**Challenge:** Repeat the listing below in full, exactly as it stands.

— start Listed records —

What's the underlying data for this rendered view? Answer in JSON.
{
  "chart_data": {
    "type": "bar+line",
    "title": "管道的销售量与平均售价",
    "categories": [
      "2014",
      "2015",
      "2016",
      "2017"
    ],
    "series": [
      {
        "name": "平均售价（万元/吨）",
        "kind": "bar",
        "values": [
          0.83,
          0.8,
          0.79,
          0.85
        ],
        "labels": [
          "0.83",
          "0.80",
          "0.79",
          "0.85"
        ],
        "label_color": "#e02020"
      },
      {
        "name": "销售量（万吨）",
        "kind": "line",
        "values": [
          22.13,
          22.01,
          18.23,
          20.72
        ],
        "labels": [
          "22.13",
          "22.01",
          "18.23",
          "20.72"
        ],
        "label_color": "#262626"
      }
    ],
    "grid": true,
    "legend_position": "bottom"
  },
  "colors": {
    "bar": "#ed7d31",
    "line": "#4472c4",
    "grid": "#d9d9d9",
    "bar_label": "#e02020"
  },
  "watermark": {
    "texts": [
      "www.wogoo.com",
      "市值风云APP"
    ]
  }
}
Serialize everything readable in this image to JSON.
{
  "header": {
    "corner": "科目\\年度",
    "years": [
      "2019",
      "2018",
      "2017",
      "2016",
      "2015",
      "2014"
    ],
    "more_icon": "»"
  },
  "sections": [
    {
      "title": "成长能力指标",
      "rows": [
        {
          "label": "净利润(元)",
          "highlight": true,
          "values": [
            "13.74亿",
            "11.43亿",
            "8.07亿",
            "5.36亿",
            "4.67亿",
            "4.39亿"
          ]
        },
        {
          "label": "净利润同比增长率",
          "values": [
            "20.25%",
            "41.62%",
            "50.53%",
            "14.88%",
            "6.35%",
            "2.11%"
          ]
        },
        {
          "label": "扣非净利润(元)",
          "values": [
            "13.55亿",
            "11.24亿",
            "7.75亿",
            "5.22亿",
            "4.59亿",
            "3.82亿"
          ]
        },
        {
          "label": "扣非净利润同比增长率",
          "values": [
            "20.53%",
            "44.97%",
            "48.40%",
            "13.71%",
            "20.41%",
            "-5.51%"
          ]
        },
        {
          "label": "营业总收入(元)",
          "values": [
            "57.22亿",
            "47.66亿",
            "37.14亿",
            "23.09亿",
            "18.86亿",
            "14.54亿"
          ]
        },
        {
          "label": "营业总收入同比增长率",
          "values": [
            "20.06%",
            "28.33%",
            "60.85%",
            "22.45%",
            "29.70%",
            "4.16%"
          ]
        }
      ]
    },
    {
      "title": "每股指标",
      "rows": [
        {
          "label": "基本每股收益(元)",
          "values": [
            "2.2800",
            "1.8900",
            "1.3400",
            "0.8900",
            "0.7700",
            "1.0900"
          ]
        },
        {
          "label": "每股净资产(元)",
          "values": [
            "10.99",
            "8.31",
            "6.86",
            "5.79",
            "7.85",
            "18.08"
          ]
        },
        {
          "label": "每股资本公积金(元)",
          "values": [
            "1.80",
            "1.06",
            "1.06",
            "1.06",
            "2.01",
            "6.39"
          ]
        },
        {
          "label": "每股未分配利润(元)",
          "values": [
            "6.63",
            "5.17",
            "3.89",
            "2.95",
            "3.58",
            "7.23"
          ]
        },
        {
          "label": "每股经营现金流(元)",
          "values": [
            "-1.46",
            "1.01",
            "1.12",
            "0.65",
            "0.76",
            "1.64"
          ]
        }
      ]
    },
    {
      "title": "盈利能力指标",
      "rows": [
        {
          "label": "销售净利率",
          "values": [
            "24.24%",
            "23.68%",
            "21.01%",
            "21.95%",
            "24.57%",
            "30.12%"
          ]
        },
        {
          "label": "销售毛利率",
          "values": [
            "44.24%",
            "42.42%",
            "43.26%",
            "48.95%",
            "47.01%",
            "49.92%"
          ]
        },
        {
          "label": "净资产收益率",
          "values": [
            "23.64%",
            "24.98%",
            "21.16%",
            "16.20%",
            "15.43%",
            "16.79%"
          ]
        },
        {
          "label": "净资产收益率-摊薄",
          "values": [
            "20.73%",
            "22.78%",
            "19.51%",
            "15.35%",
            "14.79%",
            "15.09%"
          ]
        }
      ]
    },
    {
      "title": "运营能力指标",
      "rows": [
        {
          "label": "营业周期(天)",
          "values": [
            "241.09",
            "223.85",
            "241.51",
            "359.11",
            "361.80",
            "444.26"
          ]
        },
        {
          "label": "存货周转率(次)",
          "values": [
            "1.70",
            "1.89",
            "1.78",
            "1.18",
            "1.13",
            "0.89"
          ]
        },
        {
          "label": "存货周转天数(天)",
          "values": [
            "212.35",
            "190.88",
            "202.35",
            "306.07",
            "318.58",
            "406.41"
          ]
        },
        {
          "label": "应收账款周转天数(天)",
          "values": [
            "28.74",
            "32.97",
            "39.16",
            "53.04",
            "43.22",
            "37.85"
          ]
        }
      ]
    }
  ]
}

— end Listed records —

**Solution for this problem:**
What's the underlying data for this rendered view? Answer in JSON.
{
  "chart_data": {
    "type": "bar+line",
    "title": "管道的销售量与平均售价",
    "categories": [
      "2014",
      "2015",
      "2016",
      "2017"
    ],
    "series": [
      {
        "name": "平均售价（万元/吨）",
        "kind": "bar",
        "values": [
          0.83,
          0.8,
          0.79,
          0.85
        ],
        "labels": [
          "0.83",
          "0.80",
          "0.79",
          "0.85"
        ],
        "label_color": "#e02020"
      },
      {
        "name": "销售量（万吨）",
        "kind": "line",
        "values": [
          22.13,
          22.01,
          18.23,
          20.72
        ],
        "labels": [
          "22.13",
          "22.01",
          "18.23",
          "20.72"
        ],
        "label_color": "#262626"
      }
    ],
    "grid": true,
    "legend_position": "bottom"
  },
  "colors": {
    "bar": "#ed7d31",
    "line": "#4472c4",
    "grid": "#d9d9d9",
    "bar_label": "#e02020"
  },
  "watermark": {
    "texts": [
      "www.wogoo.com",
      "市值风云APP"
    ]
  }
}
Serialize everything readable in this image to JSON.
{
  "header": {
    "corner": "科目\\年度",
    "years": [
      "2019",
      "2018",
      "2017",
      "2016",
      "2015",
      "2014"
    ],
    "more_icon": "»"
  },
  "sections": [
    {
      "title": "成长能力指标",
      "rows": [
        {
          "label": "净利润(元)",
          "highlight": true,
          "values": [
            "13.74亿",
            "11.43亿",
            "8.07亿",
            "5.36亿",
            "4.67亿",
            "4.39亿"
          ]
        },
        {
          "label": "净利润同比增长率",
          "values": [
            "20.25%",
            "41.62%",
            "50.53%",
            "14.88%",
            "6.35%",
            "2.11%"
          ]
        },
        {
          "label": "扣非净利润(元)",
          "values": [
            "13.55亿",
            "11.24亿",
            "7.75亿",
            "5.22亿",
            "4.59亿",
            "3.82亿"
          ]
        },
        {
          "label": "扣非净利润同比增长率",
          "values": [
            "20.53%",
            "44.97%",
            "48.40%",
            "13.71%",
            "20.41%",
            "-5.51%"
          ]
        },
        {
          "label": "营业总收入(元)",
          "values": [
            "57.22亿",
            "47.66亿",
            "37.14亿",
            "23.09亿",
            "18.86亿",
            "14.54亿"
          ]
        },
        {
          "label": "营业总收入同比增长率",
          "values": [
            "20.06%",
            "28.33%",
            "60.85%",
            "22.45%",
            "29.70%",
            "4.16%"
          ]
        }
      ]
    },
    {
      "title": "每股指标",
      "rows": [
        {
          "label": "基本每股收益(元)",
          "values": [
            "2.2800",
            "1.8900",
            "1.3400",
            "0.8900",
            "0.7700",
            "1.0900"
          ]
        },
        {
          "label": "每股净资产(元)",
          "values": [
            "10.99",
            "8.31",
            "6.86",
            "5.79",
            "7.85",
            "18.08"
          ]
        },
        {
          "label": "每股资本公积金(元)",
          "values": [
            "1.80",
            "1.06",
            "1.06",
            "1.06",
            "2.01",
            "6.39"
          ]
        },
        {
          "label": "每股未分配利润(元)",
          "values": [
            "6.63",
            "5.17",
            "3.89",
            "2.95",
            "3.58",
            "7.23"
          ]
        },
        {
          "label": "每股经营现金流(元)",
          "values": [
            "-1.46",
            "1.01",
            "1.12",
            "0.65",
            "0.76",
            "1.64"
          ]
        }
      ]
    },
    {
      "title": "盈利能力指标",
      "rows": [
        {
          "label": "销售净利率",
          "values": [
            "24.24%",
            "23.68%",
            "21.01%",
            "21.95%",
            "24.57%",
            "30.12%"
          ]
        },
        {
          "label": "销售毛利率",
          "values": [
            "44.24%",
            "42.42%",
            "43.26%",
            "48.95%",
            "47.01%",
            "49.92%"
          ]
        },
        {
          "label": "净资产收益率",
          "values": [
            "23.64%",
            "24.98%",
            "21.16%",
            "16.20%",
            "15.43%",
            "16.79%"
          ]
        },
        {
          "label": "净资产收益率-摊薄",
          "values": [
            "20.73%",
            "22.78%",
            "19.51%",
            "15.35%",
            "14.79%",
            "15.09%"
          ]
        }
      ]
    },
    {
      "title": "运营能力指标",
      "rows": [
        {
          "label": "营业周期(天)",
          "values": [
            "241.09",
            "223.85",
            "241.51",
            "359.11",
            "361.80",
            "444.26"
          ]
        },
        {
          "label": "存货周转率(次)",
          "values": [
            "1.70",
            "1.89",
            "1.78",
            "1.18",
            "1.13",
            "0.89"
          ]
        },
        {
          "label": "存货周转天数(天)",
          "values": [
            "212.35",
            "190.88",
            "202.35",
            "306.07",
            "318.58",
            "406.41"
          ]
        },
        {
          "label": "应收账款周转天数(天)",
          "values": [
            "28.74",
            "32.97",
            "39.16",
            "53.04",
            "43.22",
            "37.85"
          ]
        }
      ]
    }
  ]
}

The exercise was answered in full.